Exercise aim
Repeat, exactly and completely, the material that follows. Omit the pictures.

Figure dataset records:
— Start —
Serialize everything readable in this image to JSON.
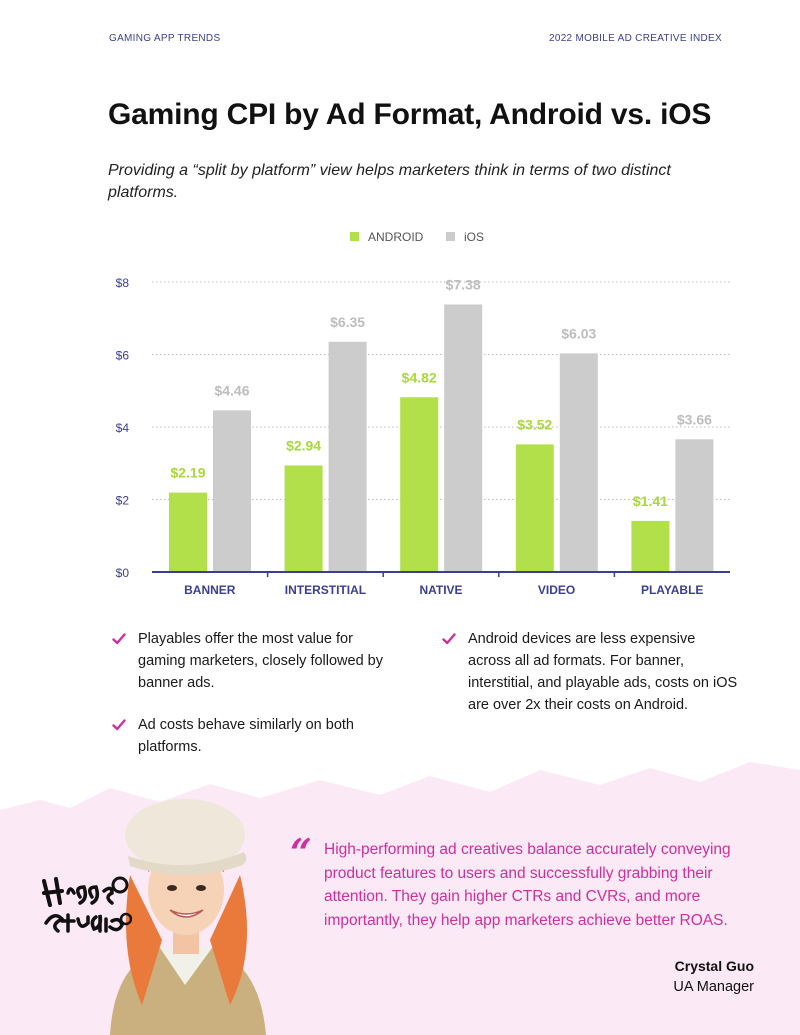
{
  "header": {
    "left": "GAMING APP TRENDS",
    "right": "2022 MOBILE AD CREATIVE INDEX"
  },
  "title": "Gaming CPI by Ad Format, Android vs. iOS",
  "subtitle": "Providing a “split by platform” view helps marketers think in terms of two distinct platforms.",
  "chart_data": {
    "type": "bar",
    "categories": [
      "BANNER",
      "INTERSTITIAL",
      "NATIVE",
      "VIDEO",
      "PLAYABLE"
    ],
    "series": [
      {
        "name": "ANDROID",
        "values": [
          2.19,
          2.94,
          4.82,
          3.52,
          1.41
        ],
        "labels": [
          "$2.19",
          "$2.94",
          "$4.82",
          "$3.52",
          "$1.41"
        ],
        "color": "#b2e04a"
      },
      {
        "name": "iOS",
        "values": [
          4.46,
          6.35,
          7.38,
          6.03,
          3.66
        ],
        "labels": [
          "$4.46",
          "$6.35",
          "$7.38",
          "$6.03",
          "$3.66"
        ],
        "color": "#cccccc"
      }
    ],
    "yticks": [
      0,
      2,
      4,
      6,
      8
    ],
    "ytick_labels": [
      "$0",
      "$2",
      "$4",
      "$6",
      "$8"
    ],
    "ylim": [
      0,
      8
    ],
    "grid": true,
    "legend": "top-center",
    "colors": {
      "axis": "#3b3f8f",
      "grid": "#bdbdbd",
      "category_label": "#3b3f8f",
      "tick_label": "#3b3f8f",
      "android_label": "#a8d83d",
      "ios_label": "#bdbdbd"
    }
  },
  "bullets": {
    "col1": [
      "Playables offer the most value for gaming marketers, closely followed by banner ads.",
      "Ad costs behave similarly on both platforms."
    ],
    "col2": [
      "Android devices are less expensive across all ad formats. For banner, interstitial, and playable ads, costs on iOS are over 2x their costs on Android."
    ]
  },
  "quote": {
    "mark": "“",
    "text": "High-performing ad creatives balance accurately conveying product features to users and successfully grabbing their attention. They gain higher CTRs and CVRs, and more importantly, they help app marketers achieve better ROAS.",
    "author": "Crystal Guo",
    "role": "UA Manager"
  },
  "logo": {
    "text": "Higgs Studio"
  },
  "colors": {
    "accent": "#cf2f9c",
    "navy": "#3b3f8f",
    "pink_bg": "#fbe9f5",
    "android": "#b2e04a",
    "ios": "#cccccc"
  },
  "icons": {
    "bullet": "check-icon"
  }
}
— End —
Result below
Serialize everything readable in this image to JSON.
{
  "header": {
    "left": "GAMING APP TRENDS",
    "right": "2022 MOBILE AD CREATIVE INDEX"
  },
  "title": "Gaming CPI by Ad Format, Android vs. iOS",
  "subtitle": "Providing a “split by platform” view helps marketers think in terms of two distinct platforms.",
  "chart_data": {
    "type": "bar",
    "categories": [
      "BANNER",
      "INTERSTITIAL",
      "NATIVE",
      "VIDEO",
      "PLAYABLE"
    ],
    "series": [
      {
        "name": "ANDROID",
        "values": [
          2.19,
          2.94,
          4.82,
          3.52,
          1.41
        ],
        "labels": [
          "$2.19",
          "$2.94",
          "$4.82",
          "$3.52",
          "$1.41"
        ],
        "color": "#b2e04a"
      },
      {
        "name": "iOS",
        "values": [
          4.46,
          6.35,
          7.38,
          6.03,
          3.66
        ],
        "labels": [
          "$4.46",
          "$6.35",
          "$7.38",
          "$6.03",
          "$3.66"
        ],
        "color": "#cccccc"
      }
    ],
    "yticks": [
      0,
      2,
      4,
      6,
      8
    ],
    "ytick_labels": [
      "$0",
      "$2",
      "$4",
      "$6",
      "$8"
    ],
    "ylim": [
      0,
      8
    ],
    "grid": true,
    "legend": "top-center",
    "colors": {
      "axis": "#3b3f8f",
      "grid": "#bdbdbd",
      "category_label": "#3b3f8f",
      "tick_label": "#3b3f8f",
      "android_label": "#a8d83d",
      "ios_label": "#bdbdbd"
    }
  },
  "bullets": {
    "col1": [
      "Playables offer the most value for gaming marketers, closely followed by banner ads.",
      "Ad costs behave similarly on both platforms."
    ],
    "col2": [
      "Android devices are less expensive across all ad formats. For banner, interstitial, and playable ads, costs on iOS are over 2x their costs on Android."
    ]
  },
  "quote": {
    "mark": "“",
    "text": "High-performing ad creatives balance accurately conveying product features to users and successfully grabbing their attention. They gain higher CTRs and CVRs, and more importantly, they help app marketers achieve better ROAS.",
    "author": "Crystal Guo",
    "role": "UA Manager"
  },
  "logo": {
    "text": "Higgs Studio"
  },
  "colors": {
    "accent": "#cf2f9c",
    "navy": "#3b3f8f",
    "pink_bg": "#fbe9f5",
    "android": "#b2e04a",
    "ios": "#cccccc"
  },
  "icons": {
    "bullet": "check-icon"
  }
}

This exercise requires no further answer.